━━━ WORKING DATA ━━━

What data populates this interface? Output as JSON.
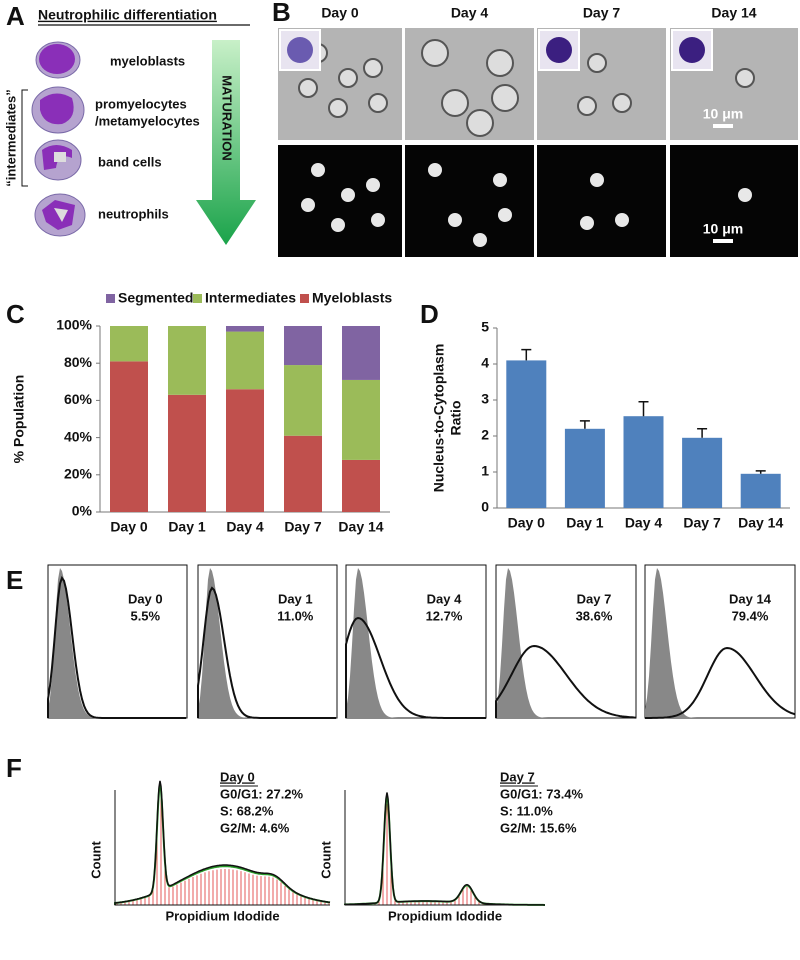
{
  "panel_a": {
    "letter": "A",
    "title": "Neutrophilic differentiation",
    "stages": [
      "myeloblasts",
      "promyelocytes",
      "/metamyelocytes",
      "band cells",
      "neutrophils"
    ],
    "group_label": "“intermediates”",
    "arrow_label": "MATURATION"
  },
  "panel_b": {
    "letter": "B",
    "days": [
      "Day 0",
      "Day 4",
      "Day 7",
      "Day 14"
    ],
    "scale_bar": "10 μm"
  },
  "chart_data": [
    {
      "type": "stacked-bar",
      "letter": "C",
      "ylabel": "% Population",
      "categories": [
        "Day 0",
        "Day 1",
        "Day 4",
        "Day 7",
        "Day 14"
      ],
      "series": [
        {
          "name": "Segmented",
          "color": "#8064a2",
          "values": [
            0,
            0,
            3,
            21,
            29
          ]
        },
        {
          "name": "Intermediates",
          "color": "#9bbb59",
          "values": [
            19,
            37,
            31,
            38,
            43
          ]
        },
        {
          "name": "Myeloblasts",
          "color": "#c0504d",
          "values": [
            81,
            63,
            66,
            41,
            28
          ]
        }
      ],
      "ylim": [
        0,
        100
      ],
      "yticks": [
        {
          "value": 0,
          "label": "0%"
        },
        {
          "value": 20,
          "label": "20%"
        },
        {
          "value": 40,
          "label": "40%"
        },
        {
          "value": 60,
          "label": "60%"
        },
        {
          "value": 80,
          "label": "80%"
        },
        {
          "value": 100,
          "label": "100%"
        }
      ]
    },
    {
      "type": "bar",
      "letter": "D",
      "ylabel": [
        "Nucleus-to-Cytoplasm",
        "Ratio"
      ],
      "categories": [
        "Day 0",
        "Day 1",
        "Day 4",
        "Day 7",
        "Day 14"
      ],
      "values": [
        4.1,
        2.2,
        2.55,
        1.95,
        0.95
      ],
      "errors": [
        0.3,
        0.22,
        0.4,
        0.25,
        0.08
      ],
      "color": "#4f81bd",
      "ylim": [
        0,
        5
      ],
      "yticks": [
        0,
        1,
        2,
        3,
        4,
        5
      ]
    }
  ],
  "panel_e": {
    "letter": "E",
    "panels": [
      {
        "day": "Day 0",
        "percent": "5.5%"
      },
      {
        "day": "Day 1",
        "percent": "11.0%"
      },
      {
        "day": "Day 4",
        "percent": "12.7%"
      },
      {
        "day": "Day 7",
        "percent": "38.6%"
      },
      {
        "day": "Day 14",
        "percent": "79.4%"
      }
    ]
  },
  "panel_f": {
    "letter": "F",
    "xlabel": "Propidium Idodide",
    "ylabel": "Count",
    "panels": [
      {
        "day": "Day 0",
        "lines": [
          "G0/G1: 27.2%",
          "S: 68.2%",
          "G2/M: 4.6%"
        ]
      },
      {
        "day": "Day 7",
        "lines": [
          "G0/G1: 73.4%",
          "S: 11.0%",
          "G2/M: 15.6%"
        ]
      }
    ]
  }
}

━━━

**WHAT THE TASK ASKS**
Exactly reproduce each entry, but drop the pictures.

**TASK OUTPUT**
What data populates this interface? Output as JSON.
{
  "panel_a": {
    "letter": "A",
    "title": "Neutrophilic differentiation",
    "stages": [
      "myeloblasts",
      "promyelocytes",
      "/metamyelocytes",
      "band cells",
      "neutrophils"
    ],
    "group_label": "“intermediates”",
    "arrow_label": "MATURATION"
  },
  "panel_b": {
    "letter": "B",
    "days": [
      "Day 0",
      "Day 4",
      "Day 7",
      "Day 14"
    ],
    "scale_bar": "10 μm"
  },
  "chart_data": [
    {
      "type": "stacked-bar",
      "letter": "C",
      "ylabel": "% Population",
      "categories": [
        "Day 0",
        "Day 1",
        "Day 4",
        "Day 7",
        "Day 14"
      ],
      "series": [
        {
          "name": "Segmented",
          "color": "#8064a2",
          "values": [
            0,
            0,
            3,
            21,
            29
          ]
        },
        {
          "name": "Intermediates",
          "color": "#9bbb59",
          "values": [
            19,
            37,
            31,
            38,
            43
          ]
        },
        {
          "name": "Myeloblasts",
          "color": "#c0504d",
          "values": [
            81,
            63,
            66,
            41,
            28
          ]
        }
      ],
      "ylim": [
        0,
        100
      ],
      "yticks": [
        {
          "value": 0,
          "label": "0%"
        },
        {
          "value": 20,
          "label": "20%"
        },
        {
          "value": 40,
          "label": "40%"
        },
        {
          "value": 60,
          "label": "60%"
        },
        {
          "value": 80,
          "label": "80%"
        },
        {
          "value": 100,
          "label": "100%"
        }
      ]
    },
    {
      "type": "bar",
      "letter": "D",
      "ylabel": [
        "Nucleus-to-Cytoplasm",
        "Ratio"
      ],
      "categories": [
        "Day 0",
        "Day 1",
        "Day 4",
        "Day 7",
        "Day 14"
      ],
      "values": [
        4.1,
        2.2,
        2.55,
        1.95,
        0.95
      ],
      "errors": [
        0.3,
        0.22,
        0.4,
        0.25,
        0.08
      ],
      "color": "#4f81bd",
      "ylim": [
        0,
        5
      ],
      "yticks": [
        0,
        1,
        2,
        3,
        4,
        5
      ]
    }
  ],
  "panel_e": {
    "letter": "E",
    "panels": [
      {
        "day": "Day 0",
        "percent": "5.5%"
      },
      {
        "day": "Day 1",
        "percent": "11.0%"
      },
      {
        "day": "Day 4",
        "percent": "12.7%"
      },
      {
        "day": "Day 7",
        "percent": "38.6%"
      },
      {
        "day": "Day 14",
        "percent": "79.4%"
      }
    ]
  },
  "panel_f": {
    "letter": "F",
    "xlabel": "Propidium Idodide",
    "ylabel": "Count",
    "panels": [
      {
        "day": "Day 0",
        "lines": [
          "G0/G1: 27.2%",
          "S: 68.2%",
          "G2/M: 4.6%"
        ]
      },
      {
        "day": "Day 7",
        "lines": [
          "G0/G1: 73.4%",
          "S: 11.0%",
          "G2/M: 15.6%"
        ]
      }
    ]
  }
}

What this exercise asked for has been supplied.